--- begin ---

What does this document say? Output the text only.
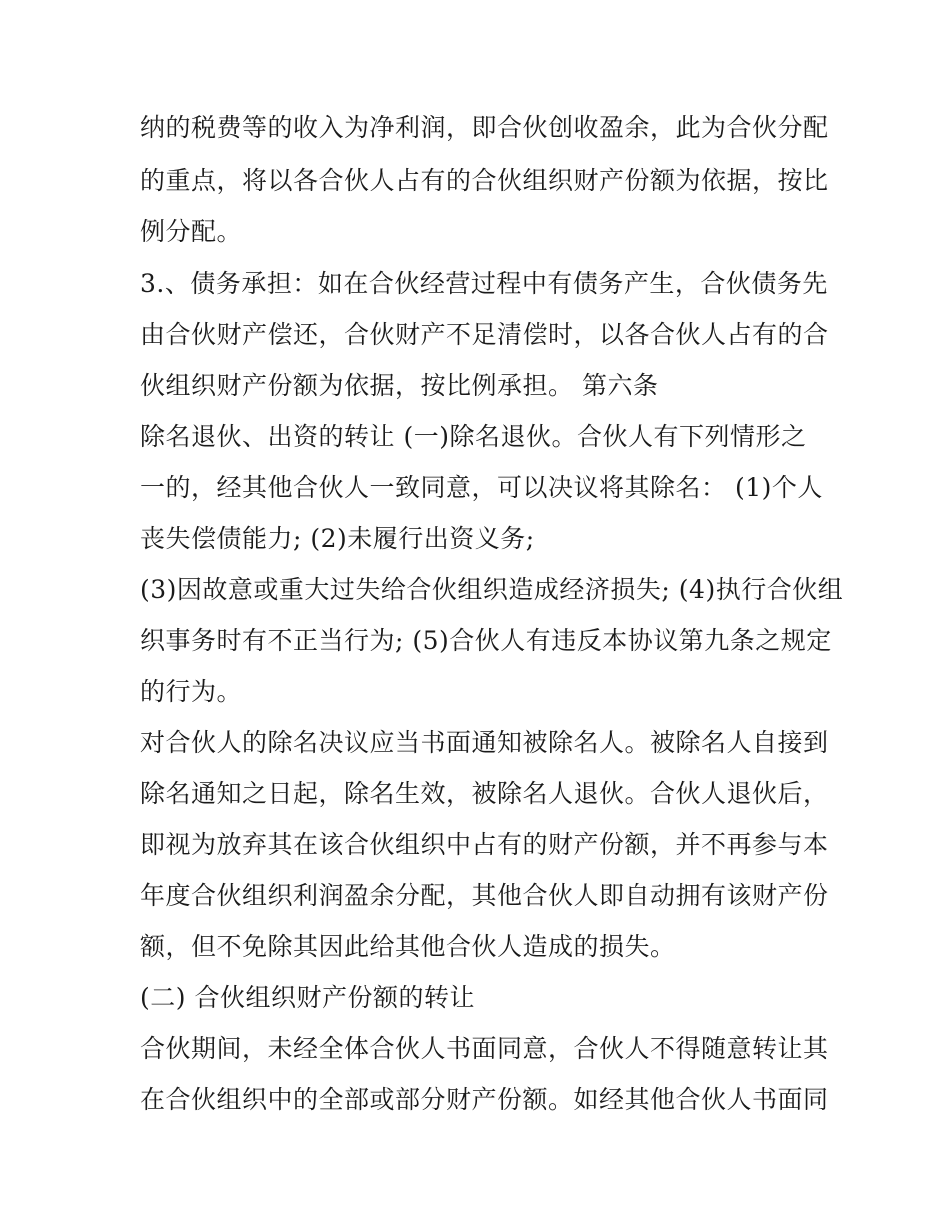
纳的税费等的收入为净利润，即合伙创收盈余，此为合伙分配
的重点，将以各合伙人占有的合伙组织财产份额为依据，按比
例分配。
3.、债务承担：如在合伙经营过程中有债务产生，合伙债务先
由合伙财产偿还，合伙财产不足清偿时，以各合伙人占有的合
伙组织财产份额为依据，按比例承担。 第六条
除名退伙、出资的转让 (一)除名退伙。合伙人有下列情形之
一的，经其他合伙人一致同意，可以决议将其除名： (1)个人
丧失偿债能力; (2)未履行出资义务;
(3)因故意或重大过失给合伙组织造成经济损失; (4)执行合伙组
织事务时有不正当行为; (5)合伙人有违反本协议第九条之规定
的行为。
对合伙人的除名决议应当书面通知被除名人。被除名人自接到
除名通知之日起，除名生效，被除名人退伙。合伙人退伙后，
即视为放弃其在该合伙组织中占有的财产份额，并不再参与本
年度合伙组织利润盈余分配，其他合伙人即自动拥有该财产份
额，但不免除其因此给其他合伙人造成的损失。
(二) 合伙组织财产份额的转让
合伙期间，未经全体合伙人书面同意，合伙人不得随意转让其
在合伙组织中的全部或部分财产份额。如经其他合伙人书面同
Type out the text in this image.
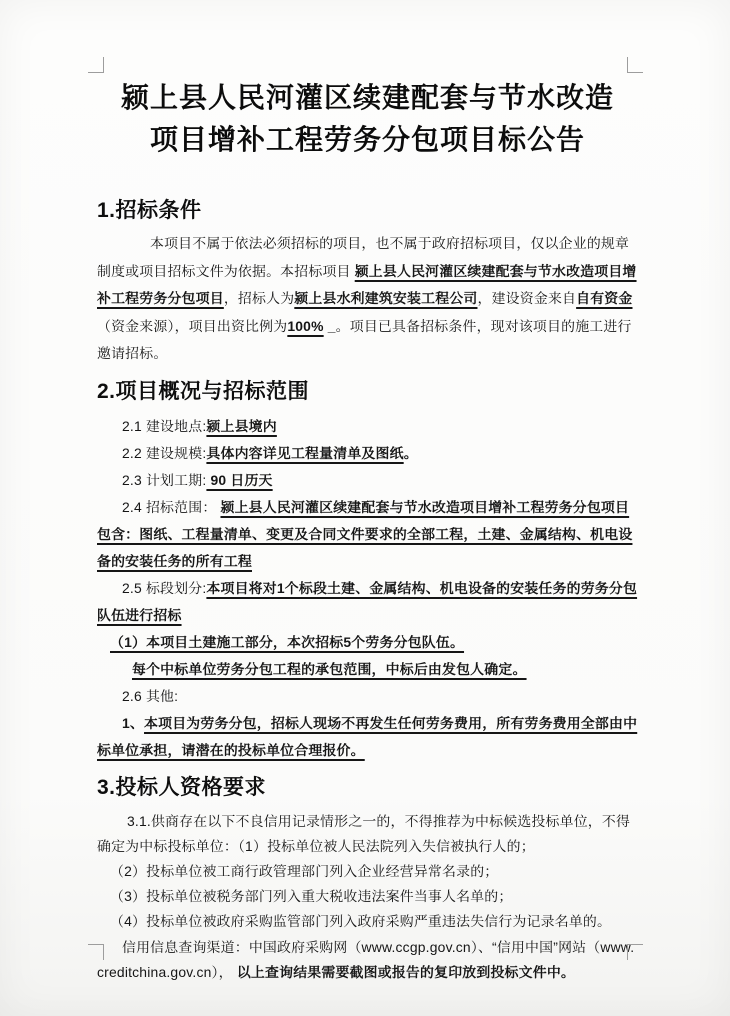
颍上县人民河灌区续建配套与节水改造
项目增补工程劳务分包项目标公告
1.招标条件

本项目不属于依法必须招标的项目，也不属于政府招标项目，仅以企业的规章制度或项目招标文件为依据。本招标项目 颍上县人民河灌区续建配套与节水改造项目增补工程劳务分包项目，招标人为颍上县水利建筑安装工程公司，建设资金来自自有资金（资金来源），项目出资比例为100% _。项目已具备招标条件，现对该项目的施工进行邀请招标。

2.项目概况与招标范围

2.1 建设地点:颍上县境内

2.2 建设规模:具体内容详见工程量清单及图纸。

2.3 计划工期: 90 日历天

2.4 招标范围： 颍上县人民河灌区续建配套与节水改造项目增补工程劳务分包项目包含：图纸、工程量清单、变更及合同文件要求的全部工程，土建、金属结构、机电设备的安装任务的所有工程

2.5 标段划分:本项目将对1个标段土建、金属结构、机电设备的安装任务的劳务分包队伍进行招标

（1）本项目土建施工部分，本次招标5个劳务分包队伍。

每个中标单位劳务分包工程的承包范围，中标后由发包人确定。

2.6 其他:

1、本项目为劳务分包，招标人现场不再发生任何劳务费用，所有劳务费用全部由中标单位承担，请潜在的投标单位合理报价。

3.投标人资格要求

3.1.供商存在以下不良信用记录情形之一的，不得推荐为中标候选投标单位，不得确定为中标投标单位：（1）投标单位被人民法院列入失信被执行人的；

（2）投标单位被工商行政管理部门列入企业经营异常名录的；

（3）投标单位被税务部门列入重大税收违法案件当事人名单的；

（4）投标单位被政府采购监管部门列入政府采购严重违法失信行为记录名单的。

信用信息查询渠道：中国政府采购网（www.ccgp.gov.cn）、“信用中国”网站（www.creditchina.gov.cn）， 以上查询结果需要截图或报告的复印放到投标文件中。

--- end ---

Copy every line above that holds the word "text".

◆ **Solution to this task**
What does this document say? Output the text only.
Type out the text in this image.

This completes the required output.